### Material for the task
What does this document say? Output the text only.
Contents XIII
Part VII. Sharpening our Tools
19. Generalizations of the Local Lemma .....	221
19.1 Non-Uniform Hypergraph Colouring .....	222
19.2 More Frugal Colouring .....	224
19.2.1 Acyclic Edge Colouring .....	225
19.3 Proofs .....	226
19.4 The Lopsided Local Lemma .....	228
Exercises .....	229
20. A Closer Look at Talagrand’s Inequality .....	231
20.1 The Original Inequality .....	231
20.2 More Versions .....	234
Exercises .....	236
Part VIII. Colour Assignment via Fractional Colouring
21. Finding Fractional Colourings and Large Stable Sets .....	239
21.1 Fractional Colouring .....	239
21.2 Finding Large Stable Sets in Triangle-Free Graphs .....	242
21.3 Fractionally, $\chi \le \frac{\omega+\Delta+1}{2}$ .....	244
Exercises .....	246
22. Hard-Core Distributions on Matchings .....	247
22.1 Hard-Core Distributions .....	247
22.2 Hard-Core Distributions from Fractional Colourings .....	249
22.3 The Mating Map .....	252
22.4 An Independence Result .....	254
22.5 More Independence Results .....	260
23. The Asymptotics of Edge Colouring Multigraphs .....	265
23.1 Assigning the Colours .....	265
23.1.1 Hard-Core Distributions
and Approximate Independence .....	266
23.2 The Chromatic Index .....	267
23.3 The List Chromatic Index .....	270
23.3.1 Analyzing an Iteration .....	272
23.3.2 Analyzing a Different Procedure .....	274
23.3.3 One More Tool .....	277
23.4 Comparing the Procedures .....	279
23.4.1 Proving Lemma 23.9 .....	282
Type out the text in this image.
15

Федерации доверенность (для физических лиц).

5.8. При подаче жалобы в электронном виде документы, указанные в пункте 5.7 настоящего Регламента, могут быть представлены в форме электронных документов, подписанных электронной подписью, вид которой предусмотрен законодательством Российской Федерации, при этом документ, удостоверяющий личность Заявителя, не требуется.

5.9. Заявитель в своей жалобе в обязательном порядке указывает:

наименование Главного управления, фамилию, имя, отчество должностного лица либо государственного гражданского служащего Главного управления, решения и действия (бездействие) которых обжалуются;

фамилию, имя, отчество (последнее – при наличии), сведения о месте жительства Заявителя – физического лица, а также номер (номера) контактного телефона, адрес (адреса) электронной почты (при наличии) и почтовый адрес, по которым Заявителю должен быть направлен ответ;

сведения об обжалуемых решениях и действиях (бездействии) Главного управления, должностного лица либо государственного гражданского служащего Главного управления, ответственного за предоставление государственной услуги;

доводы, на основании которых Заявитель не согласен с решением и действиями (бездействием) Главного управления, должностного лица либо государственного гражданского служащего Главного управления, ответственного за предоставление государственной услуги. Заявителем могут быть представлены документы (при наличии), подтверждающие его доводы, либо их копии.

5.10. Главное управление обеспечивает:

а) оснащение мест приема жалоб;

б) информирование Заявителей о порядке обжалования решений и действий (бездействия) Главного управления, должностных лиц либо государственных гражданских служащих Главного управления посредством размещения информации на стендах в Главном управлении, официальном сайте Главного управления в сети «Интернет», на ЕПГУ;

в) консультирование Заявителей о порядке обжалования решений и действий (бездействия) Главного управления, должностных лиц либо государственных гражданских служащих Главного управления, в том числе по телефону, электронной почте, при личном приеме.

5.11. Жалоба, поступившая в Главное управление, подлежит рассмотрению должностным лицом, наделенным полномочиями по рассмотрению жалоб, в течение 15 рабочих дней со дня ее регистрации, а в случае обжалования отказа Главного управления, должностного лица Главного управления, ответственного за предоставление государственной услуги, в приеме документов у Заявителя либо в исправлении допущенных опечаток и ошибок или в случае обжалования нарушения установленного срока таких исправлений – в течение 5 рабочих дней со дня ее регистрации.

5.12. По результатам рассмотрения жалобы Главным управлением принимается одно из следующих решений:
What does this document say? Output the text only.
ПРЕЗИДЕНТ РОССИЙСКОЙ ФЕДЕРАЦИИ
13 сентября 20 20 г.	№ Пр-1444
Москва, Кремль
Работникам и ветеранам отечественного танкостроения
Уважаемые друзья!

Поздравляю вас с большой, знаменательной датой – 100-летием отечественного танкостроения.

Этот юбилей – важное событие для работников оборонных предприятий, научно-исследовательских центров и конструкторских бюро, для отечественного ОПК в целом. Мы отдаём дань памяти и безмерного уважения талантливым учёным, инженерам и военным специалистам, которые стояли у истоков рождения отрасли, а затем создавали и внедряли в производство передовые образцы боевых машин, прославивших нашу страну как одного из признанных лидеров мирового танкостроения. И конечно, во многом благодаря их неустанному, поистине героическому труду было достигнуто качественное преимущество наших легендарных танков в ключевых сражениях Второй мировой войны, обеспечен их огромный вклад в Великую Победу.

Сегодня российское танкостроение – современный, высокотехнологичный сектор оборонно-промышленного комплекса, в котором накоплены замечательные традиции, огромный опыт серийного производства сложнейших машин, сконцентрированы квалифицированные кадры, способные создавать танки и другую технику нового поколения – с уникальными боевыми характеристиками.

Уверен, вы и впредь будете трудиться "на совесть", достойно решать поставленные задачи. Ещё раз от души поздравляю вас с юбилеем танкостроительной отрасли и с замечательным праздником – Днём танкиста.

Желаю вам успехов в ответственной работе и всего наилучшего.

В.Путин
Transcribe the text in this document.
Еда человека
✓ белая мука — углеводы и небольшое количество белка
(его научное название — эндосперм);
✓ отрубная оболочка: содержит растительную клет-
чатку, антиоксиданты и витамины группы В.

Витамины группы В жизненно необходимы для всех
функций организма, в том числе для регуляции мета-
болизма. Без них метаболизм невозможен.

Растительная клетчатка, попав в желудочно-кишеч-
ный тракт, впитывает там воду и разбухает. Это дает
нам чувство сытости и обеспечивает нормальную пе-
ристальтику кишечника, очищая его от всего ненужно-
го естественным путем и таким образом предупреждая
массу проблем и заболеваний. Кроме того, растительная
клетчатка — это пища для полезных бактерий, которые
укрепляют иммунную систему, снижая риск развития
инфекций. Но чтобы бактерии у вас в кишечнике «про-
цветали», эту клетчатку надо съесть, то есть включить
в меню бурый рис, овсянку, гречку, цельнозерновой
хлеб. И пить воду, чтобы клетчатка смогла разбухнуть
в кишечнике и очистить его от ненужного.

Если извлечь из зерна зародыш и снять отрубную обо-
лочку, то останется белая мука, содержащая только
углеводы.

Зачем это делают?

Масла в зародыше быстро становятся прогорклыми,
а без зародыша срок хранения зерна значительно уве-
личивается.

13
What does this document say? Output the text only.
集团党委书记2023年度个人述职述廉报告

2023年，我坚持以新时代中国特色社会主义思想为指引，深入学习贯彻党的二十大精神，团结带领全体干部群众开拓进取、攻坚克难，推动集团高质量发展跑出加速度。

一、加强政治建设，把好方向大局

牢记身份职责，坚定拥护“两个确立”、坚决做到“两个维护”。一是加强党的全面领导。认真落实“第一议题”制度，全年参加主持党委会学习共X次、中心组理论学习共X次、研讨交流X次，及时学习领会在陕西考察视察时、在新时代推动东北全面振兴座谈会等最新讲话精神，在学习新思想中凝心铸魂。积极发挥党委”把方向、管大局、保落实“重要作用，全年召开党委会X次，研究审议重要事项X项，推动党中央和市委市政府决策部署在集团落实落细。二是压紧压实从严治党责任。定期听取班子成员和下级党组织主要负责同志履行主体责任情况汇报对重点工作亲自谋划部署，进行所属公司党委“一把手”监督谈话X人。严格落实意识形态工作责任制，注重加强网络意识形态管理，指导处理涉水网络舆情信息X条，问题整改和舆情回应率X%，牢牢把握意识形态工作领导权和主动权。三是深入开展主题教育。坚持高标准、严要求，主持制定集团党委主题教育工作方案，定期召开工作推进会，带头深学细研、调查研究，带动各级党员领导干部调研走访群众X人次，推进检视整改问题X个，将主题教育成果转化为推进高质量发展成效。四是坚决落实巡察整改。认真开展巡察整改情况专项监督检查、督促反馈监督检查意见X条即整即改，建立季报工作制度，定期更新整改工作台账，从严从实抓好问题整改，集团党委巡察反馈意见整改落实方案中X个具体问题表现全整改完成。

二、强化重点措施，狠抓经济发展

### Directions
Copy each line holding the word "государственного" from the listing above.

### Solution to this task
наименование Главного управления, фамилию, имя, отчество должностного лица либо государственного гражданского служащего Главного управления, решения и действия (бездействие) которых обжалуются;
сведения об обжалуемых решениях и действиях (бездействии) Главного управления, должностного лица либо государственного гражданского служащего Главного управления, ответственного за предоставление государственной услуги;
доводы, на основании которых Заявитель не согласен с решением и действиями (бездействием) Главного управления, должностного лица либо государственного гражданского служащего Главного управления, ответственного за предоставление государственной услуги. Заявителем могут быть представлены документы (при наличии), подтверждающие его доводы, либо их копии.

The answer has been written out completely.